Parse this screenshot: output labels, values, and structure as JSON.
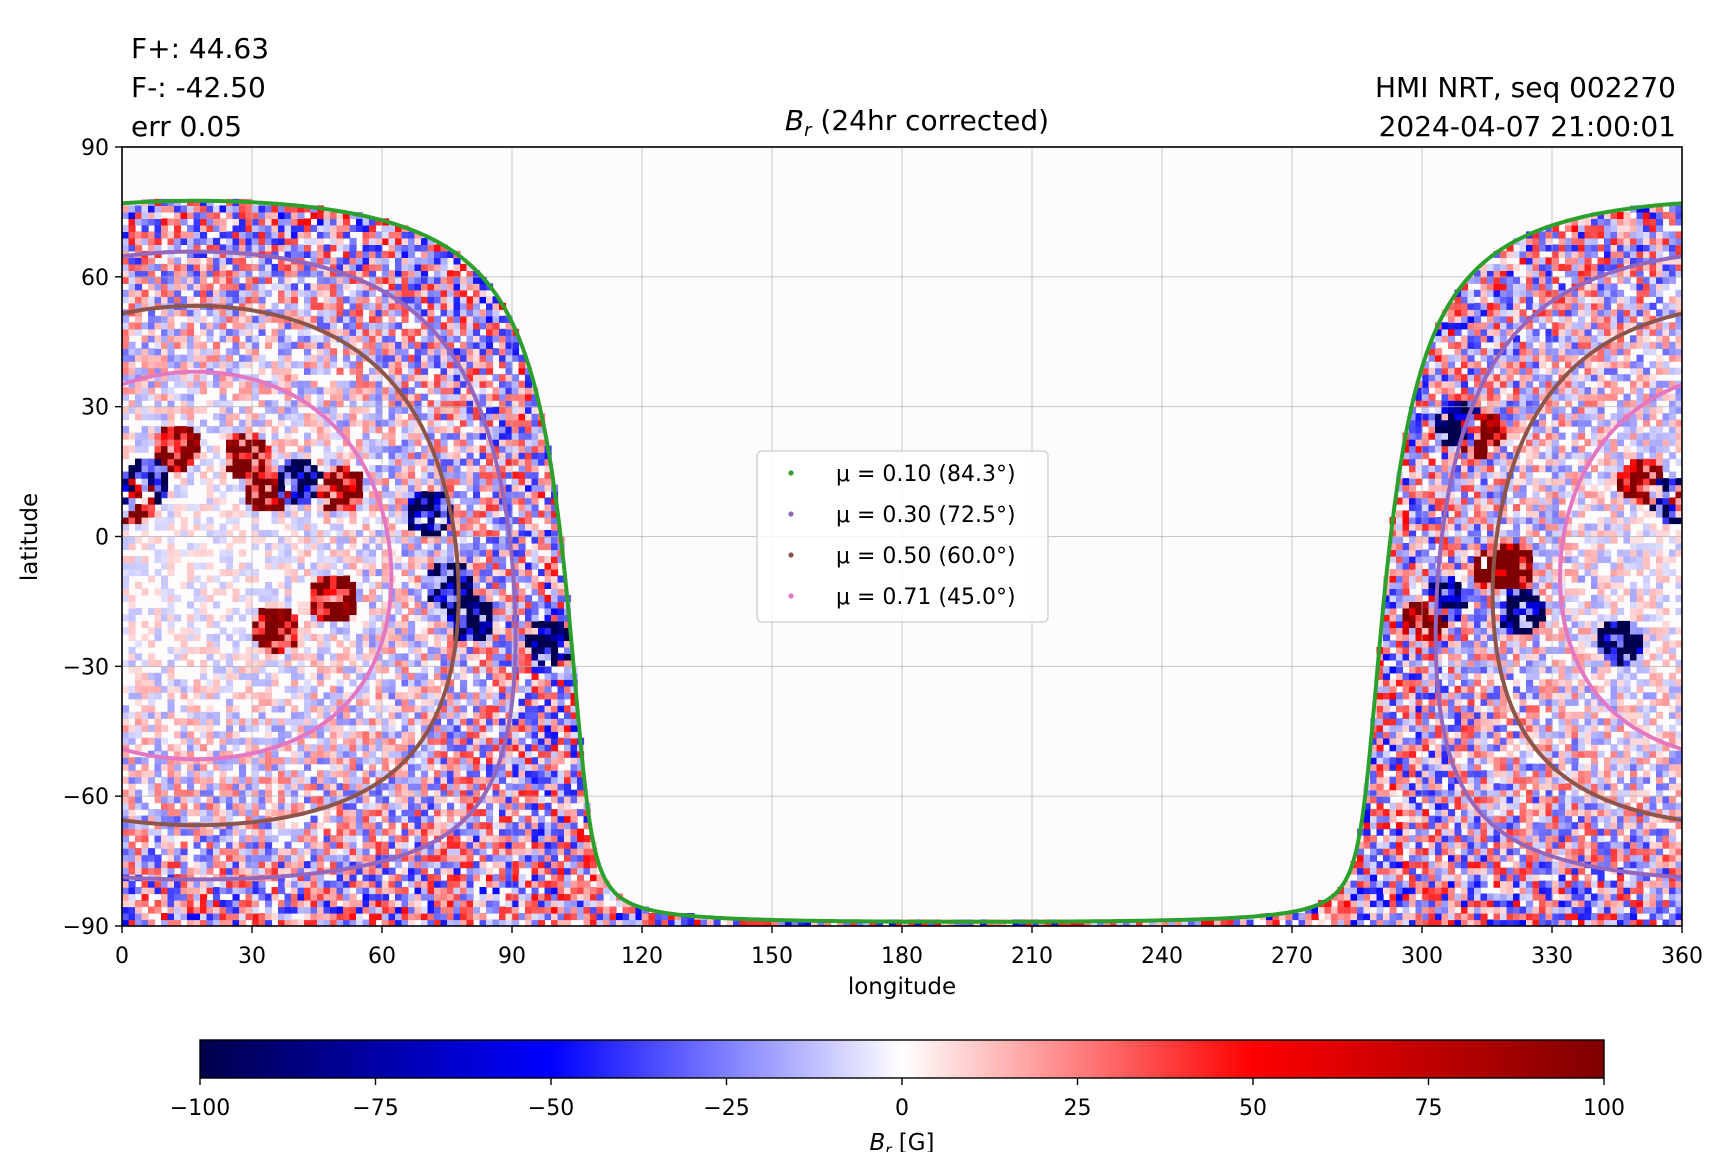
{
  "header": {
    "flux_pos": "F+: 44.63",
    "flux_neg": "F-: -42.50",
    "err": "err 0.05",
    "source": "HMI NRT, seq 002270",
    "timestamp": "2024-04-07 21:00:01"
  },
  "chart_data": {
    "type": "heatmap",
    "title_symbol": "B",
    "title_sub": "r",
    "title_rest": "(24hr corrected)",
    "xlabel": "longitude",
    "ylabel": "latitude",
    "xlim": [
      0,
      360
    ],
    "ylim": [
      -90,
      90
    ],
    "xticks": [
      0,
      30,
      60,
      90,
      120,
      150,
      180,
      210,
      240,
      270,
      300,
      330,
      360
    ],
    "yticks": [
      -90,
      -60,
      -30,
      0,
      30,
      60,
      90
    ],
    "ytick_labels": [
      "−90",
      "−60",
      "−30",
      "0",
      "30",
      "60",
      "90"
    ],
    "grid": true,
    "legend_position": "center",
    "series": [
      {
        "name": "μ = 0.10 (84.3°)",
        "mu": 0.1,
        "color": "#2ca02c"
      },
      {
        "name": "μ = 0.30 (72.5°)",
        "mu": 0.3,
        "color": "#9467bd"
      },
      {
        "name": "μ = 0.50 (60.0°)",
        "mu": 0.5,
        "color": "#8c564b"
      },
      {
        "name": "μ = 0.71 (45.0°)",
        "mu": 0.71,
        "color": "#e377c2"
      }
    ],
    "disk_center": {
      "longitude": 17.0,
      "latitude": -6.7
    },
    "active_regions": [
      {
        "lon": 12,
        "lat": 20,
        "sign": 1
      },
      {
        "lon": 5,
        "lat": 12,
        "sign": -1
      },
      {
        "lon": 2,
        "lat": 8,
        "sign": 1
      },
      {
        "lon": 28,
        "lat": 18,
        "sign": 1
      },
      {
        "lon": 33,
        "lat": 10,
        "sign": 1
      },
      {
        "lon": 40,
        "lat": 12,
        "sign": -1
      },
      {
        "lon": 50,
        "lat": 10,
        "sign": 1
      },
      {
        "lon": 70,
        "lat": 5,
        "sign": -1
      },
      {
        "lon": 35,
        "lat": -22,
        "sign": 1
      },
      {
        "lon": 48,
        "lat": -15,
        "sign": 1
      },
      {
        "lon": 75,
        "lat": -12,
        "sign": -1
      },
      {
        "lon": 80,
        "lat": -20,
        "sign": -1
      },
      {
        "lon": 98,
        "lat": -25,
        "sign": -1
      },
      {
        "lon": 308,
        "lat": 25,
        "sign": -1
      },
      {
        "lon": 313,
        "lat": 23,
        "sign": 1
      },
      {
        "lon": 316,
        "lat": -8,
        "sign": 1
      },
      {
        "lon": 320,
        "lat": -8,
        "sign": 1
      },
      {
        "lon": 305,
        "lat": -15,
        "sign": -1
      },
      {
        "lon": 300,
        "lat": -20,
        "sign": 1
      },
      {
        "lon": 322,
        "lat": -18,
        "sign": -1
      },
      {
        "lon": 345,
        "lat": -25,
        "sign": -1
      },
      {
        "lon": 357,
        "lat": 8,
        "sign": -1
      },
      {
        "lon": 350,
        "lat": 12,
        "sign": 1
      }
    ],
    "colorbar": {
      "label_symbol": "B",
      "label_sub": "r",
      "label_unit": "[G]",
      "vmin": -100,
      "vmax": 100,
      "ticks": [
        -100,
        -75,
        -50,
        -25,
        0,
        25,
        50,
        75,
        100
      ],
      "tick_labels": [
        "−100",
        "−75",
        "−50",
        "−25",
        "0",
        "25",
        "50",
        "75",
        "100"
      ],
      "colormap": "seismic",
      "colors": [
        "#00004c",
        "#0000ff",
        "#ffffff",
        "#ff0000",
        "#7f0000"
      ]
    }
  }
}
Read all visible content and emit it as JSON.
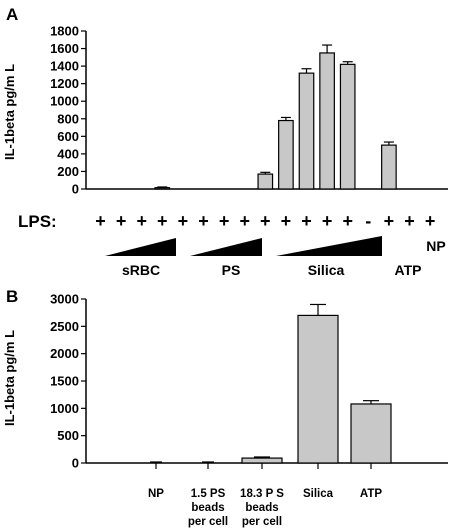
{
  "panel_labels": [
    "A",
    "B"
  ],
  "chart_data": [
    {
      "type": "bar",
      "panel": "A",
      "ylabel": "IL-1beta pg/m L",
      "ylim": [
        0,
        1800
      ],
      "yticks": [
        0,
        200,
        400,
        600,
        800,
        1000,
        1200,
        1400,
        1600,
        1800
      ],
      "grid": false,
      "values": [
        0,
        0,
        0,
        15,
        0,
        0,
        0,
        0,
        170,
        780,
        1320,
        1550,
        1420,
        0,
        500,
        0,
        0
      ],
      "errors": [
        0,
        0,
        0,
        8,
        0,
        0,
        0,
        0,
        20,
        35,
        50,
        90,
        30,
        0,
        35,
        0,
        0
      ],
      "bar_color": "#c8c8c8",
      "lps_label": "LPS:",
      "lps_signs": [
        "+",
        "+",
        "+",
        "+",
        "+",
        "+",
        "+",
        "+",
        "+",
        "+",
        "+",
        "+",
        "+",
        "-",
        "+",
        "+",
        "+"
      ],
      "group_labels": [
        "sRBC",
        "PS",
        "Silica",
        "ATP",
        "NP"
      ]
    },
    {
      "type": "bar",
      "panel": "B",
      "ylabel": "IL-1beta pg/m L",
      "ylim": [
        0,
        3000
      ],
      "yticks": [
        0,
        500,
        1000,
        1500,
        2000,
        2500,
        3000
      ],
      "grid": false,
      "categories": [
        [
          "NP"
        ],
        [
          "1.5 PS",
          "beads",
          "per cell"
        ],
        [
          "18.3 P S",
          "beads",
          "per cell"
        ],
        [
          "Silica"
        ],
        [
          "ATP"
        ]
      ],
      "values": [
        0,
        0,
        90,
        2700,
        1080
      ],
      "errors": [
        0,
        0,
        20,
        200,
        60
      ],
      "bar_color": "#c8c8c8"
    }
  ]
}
□ □ □ □
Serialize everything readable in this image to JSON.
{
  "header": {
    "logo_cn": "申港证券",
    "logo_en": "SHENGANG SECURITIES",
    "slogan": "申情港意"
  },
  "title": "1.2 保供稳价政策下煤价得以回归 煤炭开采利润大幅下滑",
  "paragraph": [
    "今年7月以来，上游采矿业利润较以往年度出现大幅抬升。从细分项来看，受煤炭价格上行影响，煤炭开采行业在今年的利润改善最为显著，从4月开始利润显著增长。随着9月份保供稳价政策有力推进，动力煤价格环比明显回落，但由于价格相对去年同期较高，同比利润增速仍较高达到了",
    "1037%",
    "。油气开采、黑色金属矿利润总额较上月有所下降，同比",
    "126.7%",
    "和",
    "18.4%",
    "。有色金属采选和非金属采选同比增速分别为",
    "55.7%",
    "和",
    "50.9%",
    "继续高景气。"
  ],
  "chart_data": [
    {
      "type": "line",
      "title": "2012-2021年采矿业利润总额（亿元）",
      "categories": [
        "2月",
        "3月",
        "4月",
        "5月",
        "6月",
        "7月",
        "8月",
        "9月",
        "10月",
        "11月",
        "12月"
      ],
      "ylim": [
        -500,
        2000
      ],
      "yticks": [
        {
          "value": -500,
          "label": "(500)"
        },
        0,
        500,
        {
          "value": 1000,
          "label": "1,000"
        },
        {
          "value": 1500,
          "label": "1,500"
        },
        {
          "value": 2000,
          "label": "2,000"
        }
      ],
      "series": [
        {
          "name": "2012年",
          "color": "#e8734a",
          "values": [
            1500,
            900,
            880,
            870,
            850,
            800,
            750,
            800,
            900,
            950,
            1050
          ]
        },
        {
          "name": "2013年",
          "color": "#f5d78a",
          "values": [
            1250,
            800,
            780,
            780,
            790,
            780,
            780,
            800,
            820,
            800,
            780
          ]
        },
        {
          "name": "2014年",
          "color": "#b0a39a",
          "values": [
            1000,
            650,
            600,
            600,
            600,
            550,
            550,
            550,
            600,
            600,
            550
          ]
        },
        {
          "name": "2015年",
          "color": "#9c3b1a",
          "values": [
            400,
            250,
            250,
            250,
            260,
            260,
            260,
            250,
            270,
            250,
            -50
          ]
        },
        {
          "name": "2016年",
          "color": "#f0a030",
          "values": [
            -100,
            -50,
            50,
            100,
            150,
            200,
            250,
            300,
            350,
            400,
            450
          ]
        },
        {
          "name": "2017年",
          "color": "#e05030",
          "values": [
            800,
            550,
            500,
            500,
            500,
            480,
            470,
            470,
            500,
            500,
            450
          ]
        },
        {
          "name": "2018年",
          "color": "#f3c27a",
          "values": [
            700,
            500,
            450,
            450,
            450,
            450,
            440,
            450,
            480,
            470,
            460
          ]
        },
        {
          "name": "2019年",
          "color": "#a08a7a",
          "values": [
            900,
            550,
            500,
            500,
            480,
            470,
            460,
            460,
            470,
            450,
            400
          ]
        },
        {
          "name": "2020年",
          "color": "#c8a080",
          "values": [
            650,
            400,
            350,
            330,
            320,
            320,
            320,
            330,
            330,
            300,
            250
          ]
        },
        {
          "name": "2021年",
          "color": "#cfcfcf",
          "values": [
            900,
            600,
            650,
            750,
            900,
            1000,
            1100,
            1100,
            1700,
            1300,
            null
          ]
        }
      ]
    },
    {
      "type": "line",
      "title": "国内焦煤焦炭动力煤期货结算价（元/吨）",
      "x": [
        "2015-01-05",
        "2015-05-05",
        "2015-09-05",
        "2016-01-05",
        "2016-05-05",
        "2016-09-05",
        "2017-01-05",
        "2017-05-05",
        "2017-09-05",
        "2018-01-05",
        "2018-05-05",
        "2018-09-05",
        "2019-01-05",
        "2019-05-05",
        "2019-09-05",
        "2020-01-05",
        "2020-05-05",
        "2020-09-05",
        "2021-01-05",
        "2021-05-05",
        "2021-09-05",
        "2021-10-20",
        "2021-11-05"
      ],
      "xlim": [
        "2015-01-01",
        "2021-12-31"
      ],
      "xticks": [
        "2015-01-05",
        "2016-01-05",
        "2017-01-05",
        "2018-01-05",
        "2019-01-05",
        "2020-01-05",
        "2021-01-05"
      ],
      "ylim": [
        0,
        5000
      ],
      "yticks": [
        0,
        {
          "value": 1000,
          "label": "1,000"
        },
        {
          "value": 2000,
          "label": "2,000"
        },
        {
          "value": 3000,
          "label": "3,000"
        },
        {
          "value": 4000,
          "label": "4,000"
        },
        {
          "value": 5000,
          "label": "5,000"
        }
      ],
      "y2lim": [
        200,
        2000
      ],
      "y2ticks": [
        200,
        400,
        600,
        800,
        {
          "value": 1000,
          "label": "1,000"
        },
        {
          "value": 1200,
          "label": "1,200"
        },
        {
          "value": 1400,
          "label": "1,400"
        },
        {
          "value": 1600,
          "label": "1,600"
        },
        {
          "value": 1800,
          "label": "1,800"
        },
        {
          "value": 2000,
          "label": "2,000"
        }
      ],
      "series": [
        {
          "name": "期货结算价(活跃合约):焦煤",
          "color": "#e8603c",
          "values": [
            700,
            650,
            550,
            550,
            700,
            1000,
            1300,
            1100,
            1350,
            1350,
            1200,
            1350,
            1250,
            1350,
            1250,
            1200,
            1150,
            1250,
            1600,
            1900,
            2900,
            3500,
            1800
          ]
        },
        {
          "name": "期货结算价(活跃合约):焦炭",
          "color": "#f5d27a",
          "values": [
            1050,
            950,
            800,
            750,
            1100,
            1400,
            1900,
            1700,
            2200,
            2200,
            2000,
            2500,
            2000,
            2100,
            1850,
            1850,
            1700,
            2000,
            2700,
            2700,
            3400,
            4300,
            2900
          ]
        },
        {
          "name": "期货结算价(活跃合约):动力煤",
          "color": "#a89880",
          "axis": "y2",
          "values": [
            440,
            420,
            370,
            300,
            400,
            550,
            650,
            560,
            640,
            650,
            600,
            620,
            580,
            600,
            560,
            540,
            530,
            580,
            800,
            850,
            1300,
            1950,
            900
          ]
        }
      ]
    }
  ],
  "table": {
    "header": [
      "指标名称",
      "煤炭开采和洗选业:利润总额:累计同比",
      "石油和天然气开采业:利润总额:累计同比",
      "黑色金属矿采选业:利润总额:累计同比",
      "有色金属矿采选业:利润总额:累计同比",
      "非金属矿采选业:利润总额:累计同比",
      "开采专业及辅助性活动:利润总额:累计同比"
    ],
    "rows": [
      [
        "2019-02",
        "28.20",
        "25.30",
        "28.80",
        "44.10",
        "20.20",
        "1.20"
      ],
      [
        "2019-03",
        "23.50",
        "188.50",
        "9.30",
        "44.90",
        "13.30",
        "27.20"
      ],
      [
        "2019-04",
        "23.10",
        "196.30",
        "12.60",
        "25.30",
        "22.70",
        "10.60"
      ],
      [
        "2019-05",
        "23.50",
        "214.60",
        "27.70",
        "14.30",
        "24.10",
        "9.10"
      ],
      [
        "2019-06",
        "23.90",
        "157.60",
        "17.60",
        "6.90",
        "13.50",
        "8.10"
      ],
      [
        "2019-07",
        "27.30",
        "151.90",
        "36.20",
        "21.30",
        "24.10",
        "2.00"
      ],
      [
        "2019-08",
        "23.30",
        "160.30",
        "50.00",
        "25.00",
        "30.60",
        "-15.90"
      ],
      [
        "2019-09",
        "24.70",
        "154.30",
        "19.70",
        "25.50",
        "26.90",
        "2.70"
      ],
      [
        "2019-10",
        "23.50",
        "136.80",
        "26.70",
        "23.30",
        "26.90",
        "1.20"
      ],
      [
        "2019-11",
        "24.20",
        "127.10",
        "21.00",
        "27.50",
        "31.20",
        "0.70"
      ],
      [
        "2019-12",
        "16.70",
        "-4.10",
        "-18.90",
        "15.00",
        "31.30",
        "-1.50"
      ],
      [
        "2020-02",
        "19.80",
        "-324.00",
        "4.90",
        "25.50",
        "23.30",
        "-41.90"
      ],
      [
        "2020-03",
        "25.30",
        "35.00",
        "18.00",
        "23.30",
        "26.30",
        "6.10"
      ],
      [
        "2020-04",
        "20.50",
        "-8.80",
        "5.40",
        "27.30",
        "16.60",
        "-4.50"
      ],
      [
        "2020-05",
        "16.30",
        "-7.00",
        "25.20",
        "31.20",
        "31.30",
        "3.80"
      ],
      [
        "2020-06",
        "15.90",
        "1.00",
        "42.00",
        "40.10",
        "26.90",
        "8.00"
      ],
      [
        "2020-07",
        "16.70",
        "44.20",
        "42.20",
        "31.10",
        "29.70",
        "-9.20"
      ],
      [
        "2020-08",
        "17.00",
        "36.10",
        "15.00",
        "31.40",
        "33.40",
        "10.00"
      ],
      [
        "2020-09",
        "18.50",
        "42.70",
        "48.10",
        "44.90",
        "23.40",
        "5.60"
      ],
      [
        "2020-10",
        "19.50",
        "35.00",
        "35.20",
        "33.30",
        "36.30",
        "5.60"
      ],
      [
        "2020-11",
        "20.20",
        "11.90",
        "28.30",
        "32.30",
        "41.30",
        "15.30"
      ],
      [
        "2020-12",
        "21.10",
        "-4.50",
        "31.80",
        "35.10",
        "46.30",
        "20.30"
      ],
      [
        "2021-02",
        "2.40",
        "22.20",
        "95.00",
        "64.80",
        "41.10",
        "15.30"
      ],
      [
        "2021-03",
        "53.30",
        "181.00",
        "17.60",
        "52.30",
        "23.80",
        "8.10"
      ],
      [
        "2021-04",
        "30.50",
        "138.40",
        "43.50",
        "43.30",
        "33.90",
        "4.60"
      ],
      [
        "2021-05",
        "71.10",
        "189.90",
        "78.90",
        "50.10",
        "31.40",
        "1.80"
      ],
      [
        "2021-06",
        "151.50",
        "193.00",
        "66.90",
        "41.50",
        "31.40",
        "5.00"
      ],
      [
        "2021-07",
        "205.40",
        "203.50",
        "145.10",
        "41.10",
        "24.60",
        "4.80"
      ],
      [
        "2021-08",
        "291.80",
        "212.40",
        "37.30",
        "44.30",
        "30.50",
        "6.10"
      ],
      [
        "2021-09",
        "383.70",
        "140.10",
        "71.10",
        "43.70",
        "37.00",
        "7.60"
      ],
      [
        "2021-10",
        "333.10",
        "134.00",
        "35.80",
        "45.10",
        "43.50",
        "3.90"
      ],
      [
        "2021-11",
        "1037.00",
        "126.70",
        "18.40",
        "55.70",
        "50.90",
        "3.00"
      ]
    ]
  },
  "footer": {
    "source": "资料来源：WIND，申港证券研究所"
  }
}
□ □ □ □
■ Set problem ■
Identify every line above with the string "活跃合约" in it. Copy those lines.

■ Answer to this exercise ■
          "name": "期货结算价(活跃合约):焦煤",
          "name": "期货结算价(活跃合约):焦炭",
          "name": "期货结算价(活跃合约):动力煤",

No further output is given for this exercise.